- [What you should do]: Look below. Copy each line that has "Lasse" in it.

(Recorded data)

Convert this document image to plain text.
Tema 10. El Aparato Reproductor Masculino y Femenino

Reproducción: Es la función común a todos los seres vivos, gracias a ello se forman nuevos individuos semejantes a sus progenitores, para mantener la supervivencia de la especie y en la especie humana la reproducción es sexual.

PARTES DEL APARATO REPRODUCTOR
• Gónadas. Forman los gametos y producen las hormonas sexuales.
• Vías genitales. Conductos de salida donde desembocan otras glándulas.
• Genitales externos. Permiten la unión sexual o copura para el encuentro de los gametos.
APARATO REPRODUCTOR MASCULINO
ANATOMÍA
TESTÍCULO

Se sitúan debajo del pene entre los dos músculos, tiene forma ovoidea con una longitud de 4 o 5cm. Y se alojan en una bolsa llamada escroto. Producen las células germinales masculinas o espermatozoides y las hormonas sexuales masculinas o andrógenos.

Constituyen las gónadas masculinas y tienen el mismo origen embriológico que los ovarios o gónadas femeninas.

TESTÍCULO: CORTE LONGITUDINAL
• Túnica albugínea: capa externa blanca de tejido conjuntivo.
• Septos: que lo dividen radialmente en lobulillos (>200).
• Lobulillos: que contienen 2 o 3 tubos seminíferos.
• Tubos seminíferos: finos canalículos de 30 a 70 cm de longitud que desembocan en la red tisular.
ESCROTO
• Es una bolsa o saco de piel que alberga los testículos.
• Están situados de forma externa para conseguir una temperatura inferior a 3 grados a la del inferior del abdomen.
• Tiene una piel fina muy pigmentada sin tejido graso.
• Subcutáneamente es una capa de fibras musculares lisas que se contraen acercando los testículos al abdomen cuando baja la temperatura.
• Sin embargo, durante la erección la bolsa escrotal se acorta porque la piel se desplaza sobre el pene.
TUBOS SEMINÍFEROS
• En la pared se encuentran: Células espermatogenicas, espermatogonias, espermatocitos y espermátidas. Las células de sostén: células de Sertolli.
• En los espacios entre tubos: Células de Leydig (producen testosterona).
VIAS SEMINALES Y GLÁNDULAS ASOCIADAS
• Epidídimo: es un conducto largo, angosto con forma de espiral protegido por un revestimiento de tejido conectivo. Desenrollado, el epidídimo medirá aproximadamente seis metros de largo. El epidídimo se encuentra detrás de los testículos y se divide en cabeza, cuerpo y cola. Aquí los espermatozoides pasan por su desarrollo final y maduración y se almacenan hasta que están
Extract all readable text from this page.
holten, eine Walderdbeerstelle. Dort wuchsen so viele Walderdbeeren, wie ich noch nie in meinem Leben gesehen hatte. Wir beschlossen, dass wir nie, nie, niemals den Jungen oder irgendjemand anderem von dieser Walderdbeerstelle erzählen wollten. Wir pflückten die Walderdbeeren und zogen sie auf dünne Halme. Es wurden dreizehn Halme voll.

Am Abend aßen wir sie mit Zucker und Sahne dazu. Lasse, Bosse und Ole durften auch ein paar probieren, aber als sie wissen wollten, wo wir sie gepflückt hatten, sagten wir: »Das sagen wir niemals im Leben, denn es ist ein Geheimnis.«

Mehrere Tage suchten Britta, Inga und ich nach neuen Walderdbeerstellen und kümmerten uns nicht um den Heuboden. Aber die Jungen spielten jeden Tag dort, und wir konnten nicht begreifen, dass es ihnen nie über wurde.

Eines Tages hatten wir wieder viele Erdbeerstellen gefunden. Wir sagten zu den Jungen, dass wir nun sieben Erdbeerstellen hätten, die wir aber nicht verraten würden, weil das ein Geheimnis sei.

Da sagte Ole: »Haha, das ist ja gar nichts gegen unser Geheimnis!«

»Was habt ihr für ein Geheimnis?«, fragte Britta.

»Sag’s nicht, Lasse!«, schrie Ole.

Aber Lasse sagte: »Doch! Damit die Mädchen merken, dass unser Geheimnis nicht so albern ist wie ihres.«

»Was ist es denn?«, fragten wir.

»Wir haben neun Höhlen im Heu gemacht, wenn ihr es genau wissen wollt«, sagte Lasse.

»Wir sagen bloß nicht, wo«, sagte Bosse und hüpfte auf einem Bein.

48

- [Correct output]:
Am Abend aßen wir sie mit Zucker und Sahne dazu. Lasse, Bosse und Ole durften auch ein paar probieren, aber als sie wissen wollten, wo wir sie gepflückt hatten, sagten wir: »Das sagen wir niemals im Leben, denn es ist ein Geheimnis.«
»Sag’s nicht, Lasse!«, schrie Ole.
Aber Lasse sagte: »Doch! Damit die Mädchen merken, dass unser Geheimnis nicht so albern ist wie ihres.«
»Wir haben neun Höhlen im Heu gemacht, wenn ihr es genau wissen wollt«, sagte Lasse.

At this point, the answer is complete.